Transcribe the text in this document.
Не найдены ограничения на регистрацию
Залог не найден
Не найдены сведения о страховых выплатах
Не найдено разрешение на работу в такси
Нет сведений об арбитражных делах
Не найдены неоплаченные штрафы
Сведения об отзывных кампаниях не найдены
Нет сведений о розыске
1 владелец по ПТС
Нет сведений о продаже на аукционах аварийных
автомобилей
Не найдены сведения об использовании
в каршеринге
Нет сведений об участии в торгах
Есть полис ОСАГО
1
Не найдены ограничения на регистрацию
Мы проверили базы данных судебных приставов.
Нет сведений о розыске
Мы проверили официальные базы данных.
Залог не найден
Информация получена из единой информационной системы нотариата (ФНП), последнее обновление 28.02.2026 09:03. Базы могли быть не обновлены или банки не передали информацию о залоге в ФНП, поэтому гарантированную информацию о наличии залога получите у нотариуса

=-=-=

Set exercise:
Report only the count of lines that include the string "проверили".

Output for this task:
2